Directions |
Look through the data below and return each line where "shows" appears.

[Raw records]
▬▬▬

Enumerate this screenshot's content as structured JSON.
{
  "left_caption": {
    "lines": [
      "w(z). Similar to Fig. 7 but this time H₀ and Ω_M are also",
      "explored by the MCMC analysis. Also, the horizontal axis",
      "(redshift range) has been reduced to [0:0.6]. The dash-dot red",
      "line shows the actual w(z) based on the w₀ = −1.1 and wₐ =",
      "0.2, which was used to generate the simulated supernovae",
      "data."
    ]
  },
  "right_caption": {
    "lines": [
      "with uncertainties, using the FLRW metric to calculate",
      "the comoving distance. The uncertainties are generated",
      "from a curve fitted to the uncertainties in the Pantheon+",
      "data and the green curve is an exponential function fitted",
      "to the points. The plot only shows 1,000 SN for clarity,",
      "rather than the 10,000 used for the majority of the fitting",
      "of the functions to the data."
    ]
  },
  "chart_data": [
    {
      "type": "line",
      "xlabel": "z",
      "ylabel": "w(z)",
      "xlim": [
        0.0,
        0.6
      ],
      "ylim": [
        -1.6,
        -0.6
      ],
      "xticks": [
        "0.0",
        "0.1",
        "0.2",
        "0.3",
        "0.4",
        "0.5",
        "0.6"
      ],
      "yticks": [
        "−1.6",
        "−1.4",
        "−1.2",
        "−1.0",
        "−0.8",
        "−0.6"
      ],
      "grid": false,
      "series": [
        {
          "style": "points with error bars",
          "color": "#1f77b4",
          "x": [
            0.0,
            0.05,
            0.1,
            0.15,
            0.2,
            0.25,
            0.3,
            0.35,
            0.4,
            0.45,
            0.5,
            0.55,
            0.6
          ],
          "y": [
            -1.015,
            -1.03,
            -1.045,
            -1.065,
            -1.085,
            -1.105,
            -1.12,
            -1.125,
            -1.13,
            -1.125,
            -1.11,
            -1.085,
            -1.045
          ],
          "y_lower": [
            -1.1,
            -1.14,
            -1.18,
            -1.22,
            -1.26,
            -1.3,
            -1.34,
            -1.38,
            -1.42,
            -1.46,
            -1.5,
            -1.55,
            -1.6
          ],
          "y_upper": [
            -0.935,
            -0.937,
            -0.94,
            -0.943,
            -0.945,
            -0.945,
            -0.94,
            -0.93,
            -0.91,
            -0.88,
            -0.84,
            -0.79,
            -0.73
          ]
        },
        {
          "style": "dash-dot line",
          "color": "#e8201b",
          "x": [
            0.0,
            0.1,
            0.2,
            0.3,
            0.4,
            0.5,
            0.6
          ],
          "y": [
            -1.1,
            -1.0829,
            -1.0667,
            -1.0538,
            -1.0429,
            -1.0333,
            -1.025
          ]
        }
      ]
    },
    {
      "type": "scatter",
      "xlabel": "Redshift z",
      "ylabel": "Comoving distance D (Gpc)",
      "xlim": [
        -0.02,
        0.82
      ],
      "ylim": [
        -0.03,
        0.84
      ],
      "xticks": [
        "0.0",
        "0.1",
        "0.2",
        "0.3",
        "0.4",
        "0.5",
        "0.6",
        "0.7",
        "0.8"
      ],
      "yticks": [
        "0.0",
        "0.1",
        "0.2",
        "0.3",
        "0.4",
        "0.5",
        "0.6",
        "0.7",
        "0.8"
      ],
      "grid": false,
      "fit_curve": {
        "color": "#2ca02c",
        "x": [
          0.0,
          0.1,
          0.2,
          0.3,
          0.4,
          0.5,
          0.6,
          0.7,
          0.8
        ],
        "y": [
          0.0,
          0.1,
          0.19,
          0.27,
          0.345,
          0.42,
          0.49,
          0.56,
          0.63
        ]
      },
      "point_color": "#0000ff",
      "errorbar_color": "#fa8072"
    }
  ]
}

▬▬▬

Answer to the exercise |
      "line shows the actual w(z) based on the w₀ = −1.1 and wₐ =",
      "to the points. The plot only shows 1,000 SN for clarity,",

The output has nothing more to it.